## Begin Data provided

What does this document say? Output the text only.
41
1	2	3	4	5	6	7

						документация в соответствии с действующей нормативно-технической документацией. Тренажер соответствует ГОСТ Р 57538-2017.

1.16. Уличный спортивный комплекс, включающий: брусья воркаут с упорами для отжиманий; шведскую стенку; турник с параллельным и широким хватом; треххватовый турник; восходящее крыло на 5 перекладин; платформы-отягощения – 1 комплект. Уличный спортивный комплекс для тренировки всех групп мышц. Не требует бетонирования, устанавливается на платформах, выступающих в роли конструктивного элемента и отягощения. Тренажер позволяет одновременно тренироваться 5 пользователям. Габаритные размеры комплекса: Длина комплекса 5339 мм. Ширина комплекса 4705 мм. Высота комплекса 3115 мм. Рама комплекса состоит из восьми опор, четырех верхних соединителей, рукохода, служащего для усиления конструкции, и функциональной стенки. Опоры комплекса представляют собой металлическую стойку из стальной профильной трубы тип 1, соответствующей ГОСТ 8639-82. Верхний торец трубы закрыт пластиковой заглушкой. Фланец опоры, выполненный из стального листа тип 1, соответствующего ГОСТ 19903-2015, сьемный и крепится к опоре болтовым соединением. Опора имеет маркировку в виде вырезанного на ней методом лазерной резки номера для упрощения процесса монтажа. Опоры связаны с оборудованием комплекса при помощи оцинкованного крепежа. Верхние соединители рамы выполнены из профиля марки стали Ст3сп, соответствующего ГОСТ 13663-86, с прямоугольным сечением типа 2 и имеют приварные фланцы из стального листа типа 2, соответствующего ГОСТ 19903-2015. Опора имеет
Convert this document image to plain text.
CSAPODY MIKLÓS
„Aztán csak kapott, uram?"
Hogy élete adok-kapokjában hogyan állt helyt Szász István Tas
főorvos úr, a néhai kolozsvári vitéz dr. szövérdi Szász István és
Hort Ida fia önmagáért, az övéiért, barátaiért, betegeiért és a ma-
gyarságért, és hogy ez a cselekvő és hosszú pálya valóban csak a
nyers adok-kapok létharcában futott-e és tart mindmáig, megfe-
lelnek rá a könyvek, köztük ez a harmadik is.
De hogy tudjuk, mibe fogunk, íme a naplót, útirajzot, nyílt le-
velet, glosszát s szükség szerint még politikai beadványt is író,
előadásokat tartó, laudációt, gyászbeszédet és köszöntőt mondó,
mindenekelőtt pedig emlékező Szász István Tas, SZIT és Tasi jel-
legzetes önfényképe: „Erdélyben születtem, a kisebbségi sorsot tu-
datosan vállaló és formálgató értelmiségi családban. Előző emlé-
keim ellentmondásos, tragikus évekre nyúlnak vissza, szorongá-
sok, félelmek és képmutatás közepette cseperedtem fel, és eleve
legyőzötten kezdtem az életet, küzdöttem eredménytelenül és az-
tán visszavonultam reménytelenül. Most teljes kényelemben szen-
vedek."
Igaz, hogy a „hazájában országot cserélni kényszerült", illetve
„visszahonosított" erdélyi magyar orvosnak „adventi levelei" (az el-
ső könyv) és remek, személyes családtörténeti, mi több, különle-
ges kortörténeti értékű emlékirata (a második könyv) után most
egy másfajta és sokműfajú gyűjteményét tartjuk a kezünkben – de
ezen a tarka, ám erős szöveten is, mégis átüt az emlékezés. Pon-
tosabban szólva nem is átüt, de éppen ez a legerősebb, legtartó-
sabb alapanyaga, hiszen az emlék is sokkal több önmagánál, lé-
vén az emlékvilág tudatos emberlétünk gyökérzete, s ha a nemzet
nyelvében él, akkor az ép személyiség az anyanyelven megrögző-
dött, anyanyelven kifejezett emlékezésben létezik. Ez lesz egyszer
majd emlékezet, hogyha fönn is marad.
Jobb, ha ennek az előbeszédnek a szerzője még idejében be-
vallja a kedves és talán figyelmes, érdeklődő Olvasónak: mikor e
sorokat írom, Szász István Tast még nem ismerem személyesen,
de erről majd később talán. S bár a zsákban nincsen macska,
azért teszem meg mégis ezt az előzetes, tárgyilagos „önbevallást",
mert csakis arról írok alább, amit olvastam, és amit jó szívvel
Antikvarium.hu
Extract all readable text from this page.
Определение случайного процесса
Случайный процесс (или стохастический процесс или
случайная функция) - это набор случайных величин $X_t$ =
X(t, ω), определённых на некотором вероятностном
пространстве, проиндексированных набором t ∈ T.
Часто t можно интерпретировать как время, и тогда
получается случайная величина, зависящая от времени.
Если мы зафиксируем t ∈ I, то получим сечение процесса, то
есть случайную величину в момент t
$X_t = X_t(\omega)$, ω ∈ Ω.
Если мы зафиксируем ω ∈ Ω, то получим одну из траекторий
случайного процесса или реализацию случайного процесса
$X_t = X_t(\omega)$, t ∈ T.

## End Data provided

* Given request *
The records above are to be copied in full, exactly as written.

* Solution to the exercise *
What does this document say? Output the text only.
41
1	2	3	4	5	6	7

						документация в соответствии с действующей нормативно-технической документацией. Тренажер соответствует ГОСТ Р 57538-2017.

1.16. Уличный спортивный комплекс, включающий: брусья воркаут с упорами для отжиманий; шведскую стенку; турник с параллельным и широким хватом; треххватовый турник; восходящее крыло на 5 перекладин; платформы-отягощения – 1 комплект. Уличный спортивный комплекс для тренировки всех групп мышц. Не требует бетонирования, устанавливается на платформах, выступающих в роли конструктивного элемента и отягощения. Тренажер позволяет одновременно тренироваться 5 пользователям. Габаритные размеры комплекса: Длина комплекса 5339 мм. Ширина комплекса 4705 мм. Высота комплекса 3115 мм. Рама комплекса состоит из восьми опор, четырех верхних соединителей, рукохода, служащего для усиления конструкции, и функциональной стенки. Опоры комплекса представляют собой металлическую стойку из стальной профильной трубы тип 1, соответствующей ГОСТ 8639-82. Верхний торец трубы закрыт пластиковой заглушкой. Фланец опоры, выполненный из стального листа тип 1, соответствующего ГОСТ 19903-2015, сьемный и крепится к опоре болтовым соединением. Опора имеет маркировку в виде вырезанного на ней методом лазерной резки номера для упрощения процесса монтажа. Опоры связаны с оборудованием комплекса при помощи оцинкованного крепежа. Верхние соединители рамы выполнены из профиля марки стали Ст3сп, соответствующего ГОСТ 13663-86, с прямоугольным сечением типа 2 и имеют приварные фланцы из стального листа типа 2, соответствующего ГОСТ 19903-2015. Опора имеет
Convert this document image to plain text.
CSAPODY MIKLÓS
„Aztán csak kapott, uram?"
Hogy élete adok-kapokjában hogyan állt helyt Szász István Tas
főorvos úr, a néhai kolozsvári vitéz dr. szövérdi Szász István és
Hort Ida fia önmagáért, az övéiért, barátaiért, betegeiért és a ma-
gyarságért, és hogy ez a cselekvő és hosszú pálya valóban csak a
nyers adok-kapok létharcában futott-e és tart mindmáig, megfe-
lelnek rá a könyvek, köztük ez a harmadik is.
De hogy tudjuk, mibe fogunk, íme a naplót, útirajzot, nyílt le-
velet, glosszát s szükség szerint még politikai beadványt is író,
előadásokat tartó, laudációt, gyászbeszédet és köszöntőt mondó,
mindenekelőtt pedig emlékező Szász István Tas, SZIT és Tasi jel-
legzetes önfényképe: „Erdélyben születtem, a kisebbségi sorsot tu-
datosan vállaló és formálgató értelmiségi családban. Előző emlé-
keim ellentmondásos, tragikus évekre nyúlnak vissza, szorongá-
sok, félelmek és képmutatás közepette cseperedtem fel, és eleve
legyőzötten kezdtem az életet, küzdöttem eredménytelenül és az-
tán visszavonultam reménytelenül. Most teljes kényelemben szen-
vedek."
Igaz, hogy a „hazájában országot cserélni kényszerült", illetve
„visszahonosított" erdélyi magyar orvosnak „adventi levelei" (az el-
ső könyv) és remek, személyes családtörténeti, mi több, különle-
ges kortörténeti értékű emlékirata (a második könyv) után most
egy másfajta és sokműfajú gyűjteményét tartjuk a kezünkben – de
ezen a tarka, ám erős szöveten is, mégis átüt az emlékezés. Pon-
tosabban szólva nem is átüt, de éppen ez a legerősebb, legtartó-
sabb alapanyaga, hiszen az emlék is sokkal több önmagánál, lé-
vén az emlékvilág tudatos emberlétünk gyökérzete, s ha a nemzet
nyelvében él, akkor az ép személyiség az anyanyelven megrögző-
dött, anyanyelven kifejezett emlékezésben létezik. Ez lesz egyszer
majd emlékezet, hogyha fönn is marad.
Jobb, ha ennek az előbeszédnek a szerzője még idejében be-
vallja a kedves és talán figyelmes, érdeklődő Olvasónak: mikor e
sorokat írom, Szász István Tast még nem ismerem személyesen,
de erről majd később talán. S bár a zsákban nincsen macska,
azért teszem meg mégis ezt az előzetes, tárgyilagos „önbevallást",
mert csakis arról írok alább, amit olvastam, és amit jó szívvel
Antikvarium.hu
Extract all readable text from this page.
Определение случайного процесса
Случайный процесс (или стохастический процесс или
случайная функция) - это набор случайных величин $X_t$ =
X(t, ω), определённых на некотором вероятностном
пространстве, проиндексированных набором t ∈ T.
Часто t можно интерпретировать как время, и тогда
получается случайная величина, зависящая от времени.
Если мы зафиксируем t ∈ I, то получим сечение процесса, то
есть случайную величину в момент t
$X_t = X_t(\omega)$, ω ∈ Ω.
Если мы зафиксируем ω ∈ Ω, то получим одну из траекторий
случайного процесса или реализацию случайного процесса
$X_t = X_t(\omega)$, t ∈ T.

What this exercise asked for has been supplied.